# [Provided entries]

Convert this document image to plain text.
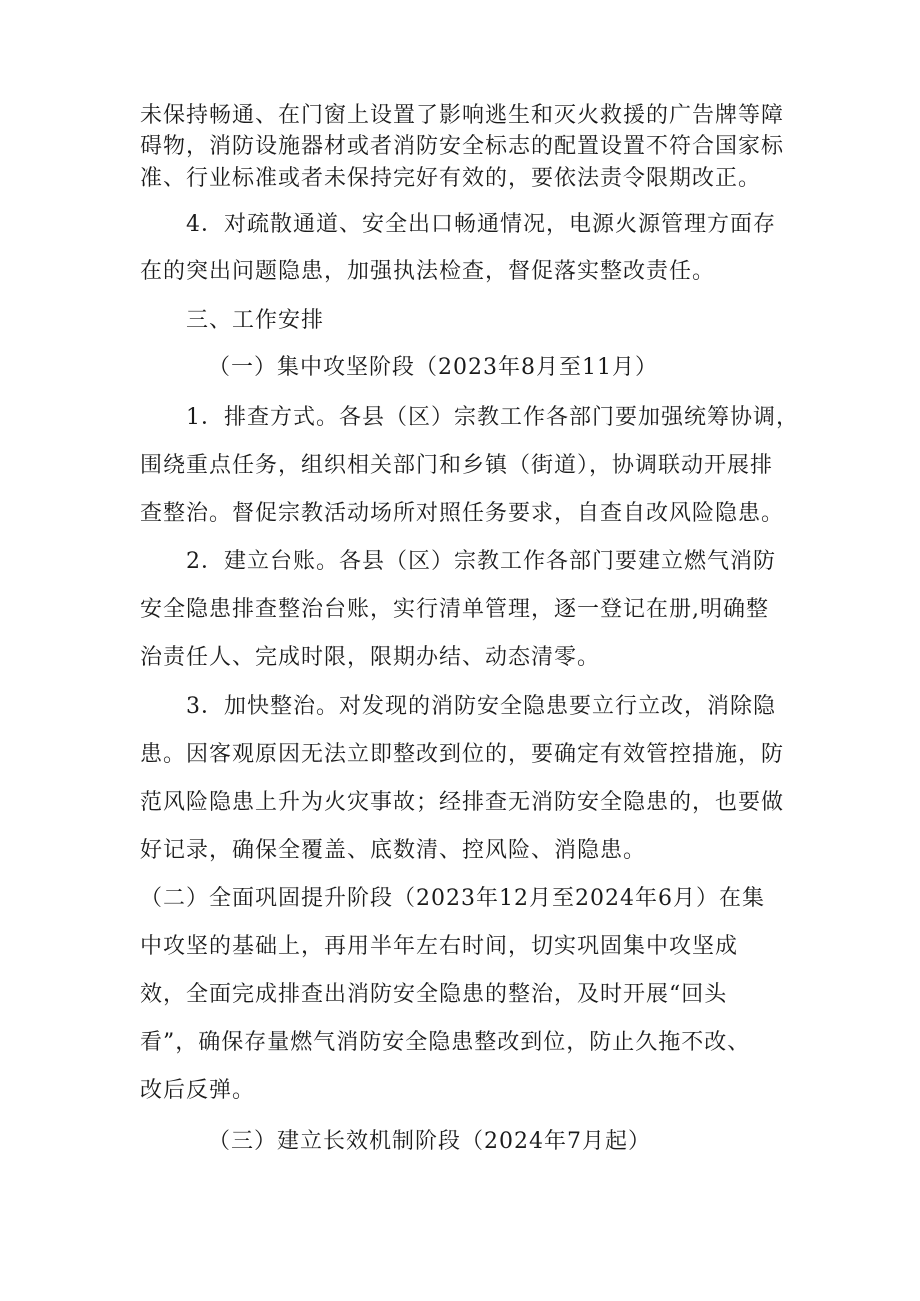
未保持畅通、在门窗上设置了影响逃生和灭火救援的广告牌等障
碍物，消防设施器材或者消防安全标志的配置设置不符合国家标
准、行业标准或者未保持完好有效的，要依法责令限期改正。
4．对疏散通道、安全出口畅通情况，电源火源管理方面存
在的突出问题隐患，加强执法检查，督促落实整改责任。
三、工作安排
（一）集中攻坚阶段（2023年8月至11月）
1．排查方式。各县（区）宗教工作各部门要加强统筹协调，
围绕重点任务，组织相关部门和乡镇（街道），协调联动开展排
查整治。督促宗教活动场所对照任务要求，自查自改风险隐患。
2．建立台账。各县（区）宗教工作各部门要建立燃气消防
安全隐患排查整治台账，实行清单管理，逐一登记在册,明确整
治责任人、完成时限，限期办结、动态清零。
3．加快整治。对发现的消防安全隐患要立行立改，消除隐
患。因客观原因无法立即整改到位的，要确定有效管控措施，防
范风险隐患上升为火灾事故；经排查无消防安全隐患的，也要做
好记录，确保全覆盖、底数清、控风险、消隐患。
（二）全面巩固提升阶段（2023年12月至2024年6月）在集
中攻坚的基础上，再用半年左右时间，切实巩固集中攻坚成
效，全面完成排查出消防安全隐患的整治，及时开展“回头
看”，确保存量燃气消防安全隐患整改到位，防止久拖不改、
改后反弹。
（三）建立长效机制阶段（2024年7月起）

# [Problem requirements]
Exactly as written, return every line of the listing, but not the pictures.

# [Reply to the exercise]
Convert this document image to plain text.
未保持畅通、在门窗上设置了影响逃生和灭火救援的广告牌等障
碍物，消防设施器材或者消防安全标志的配置设置不符合国家标
准、行业标准或者未保持完好有效的，要依法责令限期改正。
4．对疏散通道、安全出口畅通情况，电源火源管理方面存
在的突出问题隐患，加强执法检查，督促落实整改责任。
三、工作安排
（一）集中攻坚阶段（2023年8月至11月）
1．排查方式。各县（区）宗教工作各部门要加强统筹协调，
围绕重点任务，组织相关部门和乡镇（街道），协调联动开展排
查整治。督促宗教活动场所对照任务要求，自查自改风险隐患。
2．建立台账。各县（区）宗教工作各部门要建立燃气消防
安全隐患排查整治台账，实行清单管理，逐一登记在册,明确整
治责任人、完成时限，限期办结、动态清零。
3．加快整治。对发现的消防安全隐患要立行立改，消除隐
患。因客观原因无法立即整改到位的，要确定有效管控措施，防
范风险隐患上升为火灾事故；经排查无消防安全隐患的，也要做
好记录，确保全覆盖、底数清、控风险、消隐患。
（二）全面巩固提升阶段（2023年12月至2024年6月）在集
中攻坚的基础上，再用半年左右时间，切实巩固集中攻坚成
效，全面完成排查出消防安全隐患的整治，及时开展“回头
看”，确保存量燃气消防安全隐患整改到位，防止久拖不改、
改后反弹。
（三）建立长效机制阶段（2024年7月起）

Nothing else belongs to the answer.